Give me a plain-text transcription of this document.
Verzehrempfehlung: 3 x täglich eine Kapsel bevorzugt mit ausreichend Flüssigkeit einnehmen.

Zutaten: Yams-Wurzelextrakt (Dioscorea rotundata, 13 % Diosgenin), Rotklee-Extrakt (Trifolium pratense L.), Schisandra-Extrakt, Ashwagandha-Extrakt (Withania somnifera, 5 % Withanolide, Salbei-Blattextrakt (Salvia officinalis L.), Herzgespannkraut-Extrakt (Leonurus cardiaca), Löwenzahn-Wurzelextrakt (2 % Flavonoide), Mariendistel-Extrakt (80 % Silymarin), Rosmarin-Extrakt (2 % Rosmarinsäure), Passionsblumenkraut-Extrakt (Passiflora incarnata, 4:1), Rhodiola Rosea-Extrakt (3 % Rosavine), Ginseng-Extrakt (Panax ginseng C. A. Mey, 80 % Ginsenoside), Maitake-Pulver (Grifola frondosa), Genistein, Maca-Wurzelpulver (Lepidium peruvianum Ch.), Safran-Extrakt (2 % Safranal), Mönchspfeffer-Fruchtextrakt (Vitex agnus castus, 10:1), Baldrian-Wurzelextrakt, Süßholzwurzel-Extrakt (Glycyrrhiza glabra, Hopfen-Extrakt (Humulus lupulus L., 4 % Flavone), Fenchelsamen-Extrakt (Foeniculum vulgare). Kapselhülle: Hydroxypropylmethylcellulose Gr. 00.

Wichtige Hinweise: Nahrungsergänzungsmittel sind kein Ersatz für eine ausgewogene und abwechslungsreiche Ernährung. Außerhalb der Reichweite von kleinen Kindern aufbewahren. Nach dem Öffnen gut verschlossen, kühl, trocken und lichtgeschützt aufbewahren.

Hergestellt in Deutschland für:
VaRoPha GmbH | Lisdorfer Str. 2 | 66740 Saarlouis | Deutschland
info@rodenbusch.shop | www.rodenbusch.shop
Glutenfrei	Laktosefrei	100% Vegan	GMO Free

▸ TASK DETAILS
Please give back all of the records exactly as written.

▸ EXERCISE RESULT
Give me a plain-text transcription of this document.
Verzehrempfehlung: 3 x täglich eine Kapsel bevorzugt mit ausreichend Flüssigkeit einnehmen.

Zutaten: Yams-Wurzelextrakt (Dioscorea rotundata, 13 % Diosgenin), Rotklee-Extrakt (Trifolium pratense L.), Schisandra-Extrakt, Ashwagandha-Extrakt (Withania somnifera, 5 % Withanolide, Salbei-Blattextrakt (Salvia officinalis L.), Herzgespannkraut-Extrakt (Leonurus cardiaca), Löwenzahn-Wurzelextrakt (2 % Flavonoide), Mariendistel-Extrakt (80 % Silymarin), Rosmarin-Extrakt (2 % Rosmarinsäure), Passionsblumenkraut-Extrakt (Passiflora incarnata, 4:1), Rhodiola Rosea-Extrakt (3 % Rosavine), Ginseng-Extrakt (Panax ginseng C. A. Mey, 80 % Ginsenoside), Maitake-Pulver (Grifola frondosa), Genistein, Maca-Wurzelpulver (Lepidium peruvianum Ch.), Safran-Extrakt (2 % Safranal), Mönchspfeffer-Fruchtextrakt (Vitex agnus castus, 10:1), Baldrian-Wurzelextrakt, Süßholzwurzel-Extrakt (Glycyrrhiza glabra, Hopfen-Extrakt (Humulus lupulus L., 4 % Flavone), Fenchelsamen-Extrakt (Foeniculum vulgare). Kapselhülle: Hydroxypropylmethylcellulose Gr. 00.

Wichtige Hinweise: Nahrungsergänzungsmittel sind kein Ersatz für eine ausgewogene und abwechslungsreiche Ernährung. Außerhalb der Reichweite von kleinen Kindern aufbewahren. Nach dem Öffnen gut verschlossen, kühl, trocken und lichtgeschützt aufbewahren.

Hergestellt in Deutschland für:
VaRoPha GmbH | Lisdorfer Str. 2 | 66740 Saarlouis | Deutschland
info@rodenbusch.shop | www.rodenbusch.shop
Glutenfrei	Laktosefrei	100% Vegan	GMO Free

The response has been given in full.